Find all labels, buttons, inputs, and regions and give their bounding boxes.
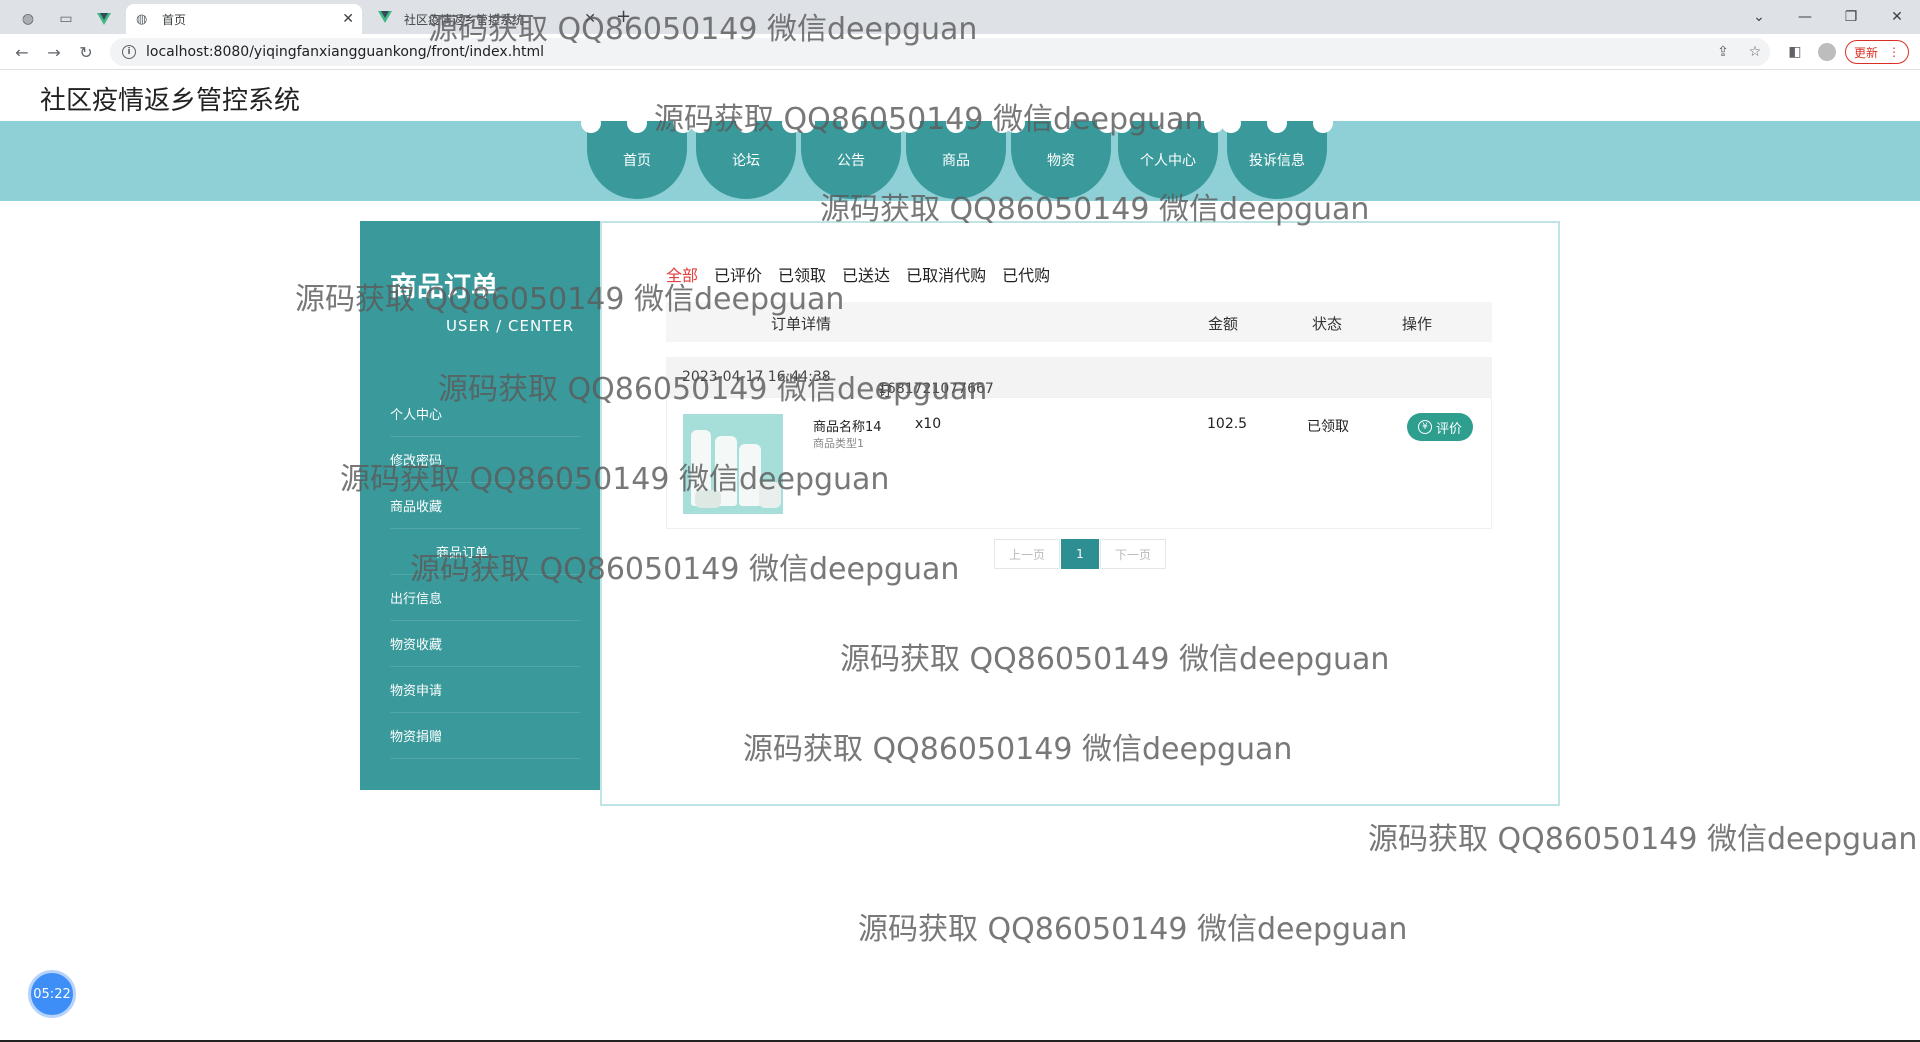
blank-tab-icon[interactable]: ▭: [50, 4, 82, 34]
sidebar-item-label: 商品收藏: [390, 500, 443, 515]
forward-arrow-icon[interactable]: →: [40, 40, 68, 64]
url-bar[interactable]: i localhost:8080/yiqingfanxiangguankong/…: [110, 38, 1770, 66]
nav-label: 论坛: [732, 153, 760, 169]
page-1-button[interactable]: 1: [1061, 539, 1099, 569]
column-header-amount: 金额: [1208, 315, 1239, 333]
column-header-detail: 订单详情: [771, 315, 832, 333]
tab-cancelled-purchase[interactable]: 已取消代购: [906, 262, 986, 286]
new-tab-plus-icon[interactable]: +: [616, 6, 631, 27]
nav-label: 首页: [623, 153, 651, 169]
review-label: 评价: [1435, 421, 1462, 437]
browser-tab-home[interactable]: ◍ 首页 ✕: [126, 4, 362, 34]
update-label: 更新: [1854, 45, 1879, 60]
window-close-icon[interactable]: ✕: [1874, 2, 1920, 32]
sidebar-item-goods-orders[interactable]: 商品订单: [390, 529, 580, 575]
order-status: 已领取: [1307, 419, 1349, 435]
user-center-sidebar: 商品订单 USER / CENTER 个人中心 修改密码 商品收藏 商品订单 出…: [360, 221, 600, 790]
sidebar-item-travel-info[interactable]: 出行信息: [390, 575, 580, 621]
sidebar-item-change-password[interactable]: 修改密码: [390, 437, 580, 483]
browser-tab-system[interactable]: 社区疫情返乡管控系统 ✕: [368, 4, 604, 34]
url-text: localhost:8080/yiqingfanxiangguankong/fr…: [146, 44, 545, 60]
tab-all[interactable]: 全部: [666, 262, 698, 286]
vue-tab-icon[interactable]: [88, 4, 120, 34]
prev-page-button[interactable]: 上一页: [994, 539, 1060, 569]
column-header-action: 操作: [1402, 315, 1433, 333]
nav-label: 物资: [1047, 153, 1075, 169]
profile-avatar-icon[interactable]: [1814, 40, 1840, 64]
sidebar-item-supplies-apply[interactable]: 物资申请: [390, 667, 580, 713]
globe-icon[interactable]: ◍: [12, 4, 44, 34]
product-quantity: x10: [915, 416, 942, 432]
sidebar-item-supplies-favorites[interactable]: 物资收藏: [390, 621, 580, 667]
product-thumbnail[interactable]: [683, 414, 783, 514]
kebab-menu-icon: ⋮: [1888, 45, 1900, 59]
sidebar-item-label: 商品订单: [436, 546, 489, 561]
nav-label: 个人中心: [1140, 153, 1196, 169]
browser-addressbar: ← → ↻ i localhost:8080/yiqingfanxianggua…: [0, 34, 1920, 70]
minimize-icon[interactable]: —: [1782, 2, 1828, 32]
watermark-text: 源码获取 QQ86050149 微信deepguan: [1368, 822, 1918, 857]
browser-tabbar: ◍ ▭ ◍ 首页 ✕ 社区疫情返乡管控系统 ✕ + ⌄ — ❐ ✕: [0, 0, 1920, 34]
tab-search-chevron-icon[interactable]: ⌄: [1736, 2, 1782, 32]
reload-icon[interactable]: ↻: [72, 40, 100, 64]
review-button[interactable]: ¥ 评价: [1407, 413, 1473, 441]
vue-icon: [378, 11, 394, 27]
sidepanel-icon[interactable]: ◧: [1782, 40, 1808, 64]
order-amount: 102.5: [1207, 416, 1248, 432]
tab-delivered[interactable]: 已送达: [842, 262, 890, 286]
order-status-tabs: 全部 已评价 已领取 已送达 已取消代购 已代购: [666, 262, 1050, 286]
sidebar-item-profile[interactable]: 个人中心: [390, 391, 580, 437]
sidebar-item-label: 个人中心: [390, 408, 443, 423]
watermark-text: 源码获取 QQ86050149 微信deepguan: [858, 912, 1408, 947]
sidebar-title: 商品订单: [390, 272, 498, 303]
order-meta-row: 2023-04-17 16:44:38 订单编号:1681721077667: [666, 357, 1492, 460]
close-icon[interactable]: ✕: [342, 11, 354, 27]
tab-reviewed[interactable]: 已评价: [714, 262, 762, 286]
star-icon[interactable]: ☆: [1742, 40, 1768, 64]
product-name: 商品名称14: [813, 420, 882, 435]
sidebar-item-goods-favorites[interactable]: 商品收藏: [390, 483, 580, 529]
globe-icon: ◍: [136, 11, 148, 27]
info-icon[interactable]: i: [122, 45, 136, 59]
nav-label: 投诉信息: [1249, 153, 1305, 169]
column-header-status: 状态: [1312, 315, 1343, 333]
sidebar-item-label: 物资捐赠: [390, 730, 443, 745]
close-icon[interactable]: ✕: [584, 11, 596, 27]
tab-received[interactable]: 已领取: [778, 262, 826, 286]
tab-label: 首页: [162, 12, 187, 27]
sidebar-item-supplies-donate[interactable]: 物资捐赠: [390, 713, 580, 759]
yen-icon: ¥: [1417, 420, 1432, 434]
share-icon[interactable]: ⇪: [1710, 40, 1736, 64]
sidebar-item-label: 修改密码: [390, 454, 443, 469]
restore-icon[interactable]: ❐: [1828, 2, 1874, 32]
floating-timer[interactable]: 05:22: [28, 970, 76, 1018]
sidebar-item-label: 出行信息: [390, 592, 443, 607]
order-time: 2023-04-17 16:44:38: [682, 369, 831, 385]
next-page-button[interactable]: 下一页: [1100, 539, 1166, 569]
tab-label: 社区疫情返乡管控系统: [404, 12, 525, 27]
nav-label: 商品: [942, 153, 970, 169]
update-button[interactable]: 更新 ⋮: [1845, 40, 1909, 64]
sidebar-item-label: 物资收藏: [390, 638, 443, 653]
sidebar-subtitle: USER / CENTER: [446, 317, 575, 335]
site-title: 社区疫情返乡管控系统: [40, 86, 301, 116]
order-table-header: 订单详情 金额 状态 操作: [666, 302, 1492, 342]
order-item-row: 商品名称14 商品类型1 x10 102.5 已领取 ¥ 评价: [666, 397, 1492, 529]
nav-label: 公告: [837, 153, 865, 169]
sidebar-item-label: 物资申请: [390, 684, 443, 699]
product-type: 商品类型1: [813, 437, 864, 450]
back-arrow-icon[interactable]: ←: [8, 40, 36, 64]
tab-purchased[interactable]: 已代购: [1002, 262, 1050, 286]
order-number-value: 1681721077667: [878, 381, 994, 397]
####
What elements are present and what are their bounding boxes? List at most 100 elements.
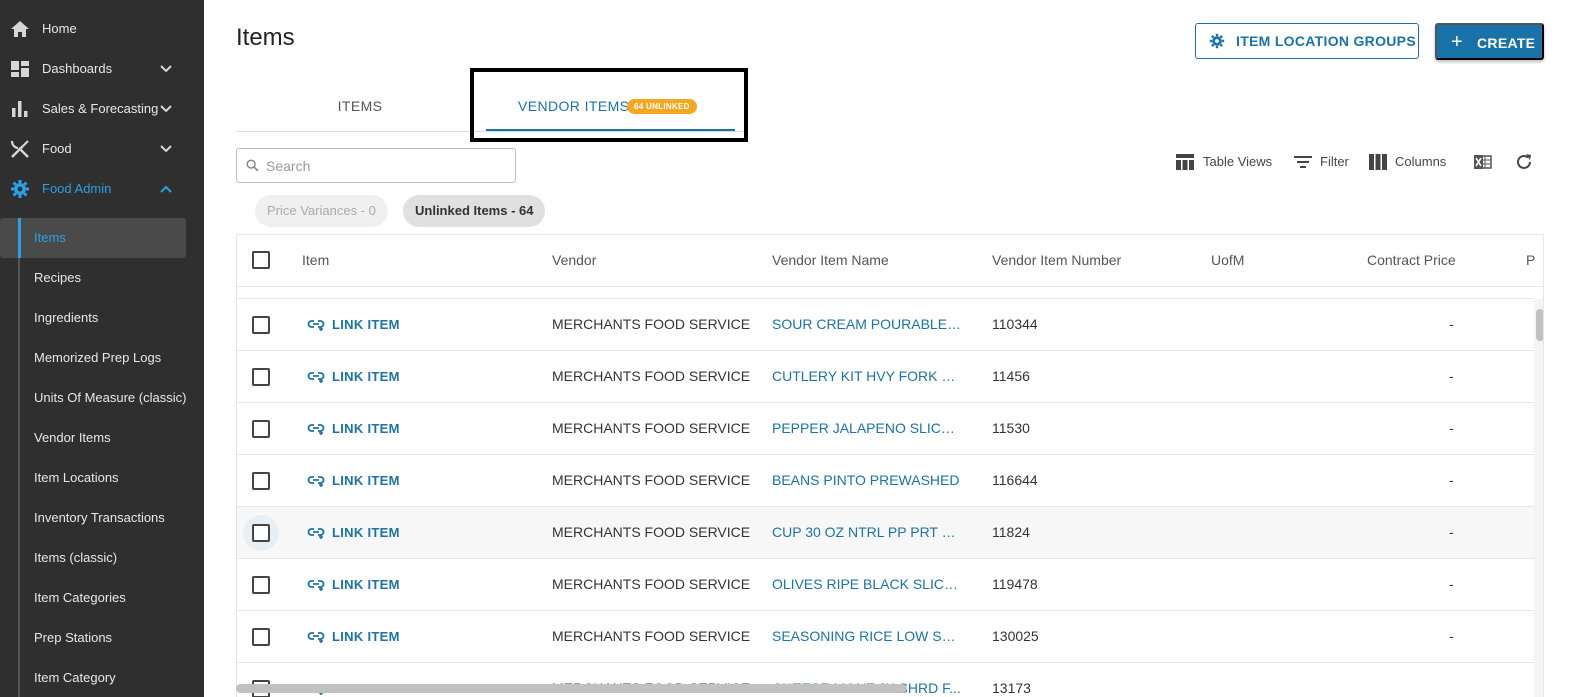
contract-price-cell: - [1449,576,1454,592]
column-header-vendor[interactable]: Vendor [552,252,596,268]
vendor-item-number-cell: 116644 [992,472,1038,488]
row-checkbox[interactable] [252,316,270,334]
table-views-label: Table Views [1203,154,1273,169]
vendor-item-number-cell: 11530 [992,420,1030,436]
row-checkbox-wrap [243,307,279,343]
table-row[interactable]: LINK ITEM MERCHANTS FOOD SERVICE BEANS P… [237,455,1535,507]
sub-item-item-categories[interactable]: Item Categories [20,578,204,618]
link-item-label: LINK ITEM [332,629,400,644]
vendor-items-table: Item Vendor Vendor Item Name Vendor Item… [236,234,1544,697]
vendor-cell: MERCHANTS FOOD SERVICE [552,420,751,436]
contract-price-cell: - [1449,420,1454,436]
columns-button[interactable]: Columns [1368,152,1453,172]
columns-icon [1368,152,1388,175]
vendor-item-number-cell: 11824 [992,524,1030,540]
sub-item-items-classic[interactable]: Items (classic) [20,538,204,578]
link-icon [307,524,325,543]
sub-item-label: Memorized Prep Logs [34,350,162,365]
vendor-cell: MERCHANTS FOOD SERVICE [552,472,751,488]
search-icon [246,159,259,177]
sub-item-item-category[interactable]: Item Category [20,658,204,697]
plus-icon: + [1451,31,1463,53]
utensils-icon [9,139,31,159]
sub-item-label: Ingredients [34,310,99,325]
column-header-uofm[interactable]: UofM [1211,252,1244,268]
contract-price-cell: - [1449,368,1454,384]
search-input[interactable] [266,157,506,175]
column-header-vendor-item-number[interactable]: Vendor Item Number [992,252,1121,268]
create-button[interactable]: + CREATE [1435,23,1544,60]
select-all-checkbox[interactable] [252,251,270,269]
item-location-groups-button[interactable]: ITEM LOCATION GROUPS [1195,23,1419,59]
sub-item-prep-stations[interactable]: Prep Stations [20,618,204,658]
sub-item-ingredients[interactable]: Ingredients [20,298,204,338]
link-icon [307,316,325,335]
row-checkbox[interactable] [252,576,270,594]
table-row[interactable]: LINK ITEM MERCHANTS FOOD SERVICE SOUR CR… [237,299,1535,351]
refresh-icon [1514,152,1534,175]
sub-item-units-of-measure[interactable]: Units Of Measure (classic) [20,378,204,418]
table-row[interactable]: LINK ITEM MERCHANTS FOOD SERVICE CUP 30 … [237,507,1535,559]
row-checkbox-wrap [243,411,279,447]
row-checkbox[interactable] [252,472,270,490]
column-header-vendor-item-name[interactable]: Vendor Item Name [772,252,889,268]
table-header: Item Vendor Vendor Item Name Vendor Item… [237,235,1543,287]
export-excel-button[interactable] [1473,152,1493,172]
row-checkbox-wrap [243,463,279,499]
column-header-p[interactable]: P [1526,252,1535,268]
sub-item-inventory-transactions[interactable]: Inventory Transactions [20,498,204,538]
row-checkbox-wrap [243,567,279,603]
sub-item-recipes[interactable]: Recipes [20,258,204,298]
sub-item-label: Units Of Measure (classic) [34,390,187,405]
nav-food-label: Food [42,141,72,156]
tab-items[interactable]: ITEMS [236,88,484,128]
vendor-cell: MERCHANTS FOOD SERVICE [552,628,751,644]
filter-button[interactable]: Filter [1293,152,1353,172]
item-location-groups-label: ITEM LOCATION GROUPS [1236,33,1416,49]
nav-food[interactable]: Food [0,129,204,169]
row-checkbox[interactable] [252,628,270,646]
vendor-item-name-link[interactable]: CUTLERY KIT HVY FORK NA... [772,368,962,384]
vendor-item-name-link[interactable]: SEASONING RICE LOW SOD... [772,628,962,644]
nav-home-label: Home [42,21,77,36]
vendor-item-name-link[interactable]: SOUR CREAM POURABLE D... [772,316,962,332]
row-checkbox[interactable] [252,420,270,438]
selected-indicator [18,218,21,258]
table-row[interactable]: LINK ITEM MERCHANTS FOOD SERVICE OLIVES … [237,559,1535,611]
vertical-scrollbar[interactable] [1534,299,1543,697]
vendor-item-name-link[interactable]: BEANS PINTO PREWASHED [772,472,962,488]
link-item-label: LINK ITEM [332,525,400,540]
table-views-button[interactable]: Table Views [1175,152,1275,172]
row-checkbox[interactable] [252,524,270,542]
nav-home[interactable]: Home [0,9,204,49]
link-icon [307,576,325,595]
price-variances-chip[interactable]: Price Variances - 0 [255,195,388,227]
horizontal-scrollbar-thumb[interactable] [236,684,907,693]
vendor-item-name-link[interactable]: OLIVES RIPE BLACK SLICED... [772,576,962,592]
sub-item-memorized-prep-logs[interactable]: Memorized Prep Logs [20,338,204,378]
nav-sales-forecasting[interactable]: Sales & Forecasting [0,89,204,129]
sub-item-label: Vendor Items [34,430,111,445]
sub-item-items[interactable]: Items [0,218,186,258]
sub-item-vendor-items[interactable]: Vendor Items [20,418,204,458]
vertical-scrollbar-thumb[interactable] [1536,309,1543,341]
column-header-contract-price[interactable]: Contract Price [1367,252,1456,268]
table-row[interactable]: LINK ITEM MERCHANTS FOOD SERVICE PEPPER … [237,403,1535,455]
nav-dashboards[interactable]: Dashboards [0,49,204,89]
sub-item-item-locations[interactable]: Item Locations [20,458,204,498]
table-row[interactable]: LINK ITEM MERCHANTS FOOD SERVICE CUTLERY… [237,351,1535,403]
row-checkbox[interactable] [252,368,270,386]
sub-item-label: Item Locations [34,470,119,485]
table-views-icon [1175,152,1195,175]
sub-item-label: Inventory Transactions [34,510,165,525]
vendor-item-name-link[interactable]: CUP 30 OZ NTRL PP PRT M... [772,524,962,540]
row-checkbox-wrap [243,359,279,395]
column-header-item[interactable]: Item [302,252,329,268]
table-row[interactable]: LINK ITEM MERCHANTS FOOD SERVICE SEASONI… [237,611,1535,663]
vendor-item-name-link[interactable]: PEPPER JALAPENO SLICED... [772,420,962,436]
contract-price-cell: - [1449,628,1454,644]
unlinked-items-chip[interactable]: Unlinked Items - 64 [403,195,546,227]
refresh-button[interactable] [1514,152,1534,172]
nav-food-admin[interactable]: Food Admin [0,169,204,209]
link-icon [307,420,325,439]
####
**What you need to do**
Render the listing from the line containing "blank-tab-icon[interactable]: ▭: [50, 4, 82, 34]" through the line containing "reload-icon[interactable]: ↻: [72, 40, 100, 64]" as a Markdown table with the columns Row and Entry, numbering each line and omitting blank lines.

**Exercise output**
| Row | Entry |
|---|---|
| 1 | blank-tab-icon[interactable]: ▭: [50, 4, 82, 34] |
| 2 | sidebar-item-label: 商品收藏: [390, 500, 443, 515] |
| 3 | forward-arrow-icon[interactable]: →: [40, 40, 68, 64] |
| 4 | url-bar[interactable]: i localhost:8080/yiqingfanxiangguankong/…: [110, 38, 1770, 66] |
| 5 | nav-label: 论坛: [732, 153, 760, 169] |
| 6 | page-1-button[interactable]: 1: [1061, 539, 1099, 569] |
| 7 | column-header-amount: 金额: [1208, 315, 1239, 333] |
| 8 | column-header-detail: 订单详情: [771, 315, 832, 333] |
| 9 | tab-cancelled-purchase[interactable]: 已取消代购: [906, 262, 986, 286] |
| 10 | new-tab-plus-icon[interactable]: +: [616, 6, 631, 27] |
| 11 | nav-label: 首页: [623, 153, 651, 169] |
| 12 | review-label: 评价: [1435, 421, 1462, 437] |
| 13 | browser-tab-home[interactable]: ◍ 首页 ✕: [126, 4, 362, 34] |
| 14 | update-label: 更新: [1854, 45, 1879, 60] |
| 15 | window-close-icon[interactable]: ✕: [1874, 2, 1920, 32] |
| 16 | sidebar-item-goods-orders[interactable]: 商品订单: [390, 529, 580, 575] |
| 17 | order-status: 已领取: [1307, 419, 1349, 435] |
| 18 | user-center-sidebar: 商品订单 USER / CENTER 个人中心 修改密码 商品收藏 商品订单 出…: [360, 221, 600, 790] |
| 19 | sidebar-item-travel-info[interactable]: 出行信息: [390, 575, 580, 621] |
| 20 | sidebar-item-change-password[interactable]: 修改密码: [390, 437, 580, 483] |
| 21 | browser-tab-system[interactable]: 社区疫情返乡管控系统 ✕: [368, 4, 604, 34] |
| 22 | url-text: localhost:8080/yiqingfanxiangguankong/fr…: [146, 44, 545, 60] |
| 23 | tab-all[interactable]: 全部: [666, 262, 698, 286] |
| 24 | vue-tab-icon[interactable]: [88, 4, 120, 34] |
| 25 | prev-page-button[interactable]: 上一页: [994, 539, 1060, 569] |
| 26 | column-header-action: 操作: [1402, 315, 1433, 333] |
| 27 | nav-label: 物资: [1047, 153, 1075, 169] |
| 28 | profile-avatar-icon[interactable]: [1814, 40, 1840, 64] |
| 29 | sidebar-item-supplies-apply[interactable]: 物资申请: [390, 667, 580, 713] |
| 30 | globe-icon[interactable]: ◍: [12, 4, 44, 34] |
| 31 | product-quantity: x10: [915, 416, 942, 432] |
| 32 | sidebar-item-supplies-favorites[interactable]: 物资收藏: [390, 621, 580, 667] |
| 33 | product-thumbnail[interactable]: [683, 414, 783, 514] |
| 34 | kebab-menu-icon: ⋮: [1888, 45, 1900, 59] |
| 35 | sidebar-item-label: 商品订单: [436, 546, 489, 561] |
| 36 | nav-label: 个人中心: [1140, 153, 1196, 169] |
| 37 | browser-addressbar: ← → ↻ i localhost:8080/yiqingfanxianggua…: [0, 34, 1920, 70] |
| 38 | minimize-icon[interactable]: —: [1782, 2, 1828, 32] |
| 39 | watermark-text: 源码获取 QQ86050149 微信deepguan: [1368, 822, 1918, 857] |
| 40 | browser-tabbar: ◍ ▭ ◍ 首页 ✕ 社区疫情返乡管控系统 ✕ + ⌄ — ❐ ✕: [0, 0, 1920, 34] |
| 41 | tab-search-chevron-icon[interactable]: ⌄: [1736, 2, 1782, 32] |
| 42 | reload-icon[interactable]: ↻: [72, 40, 100, 64] |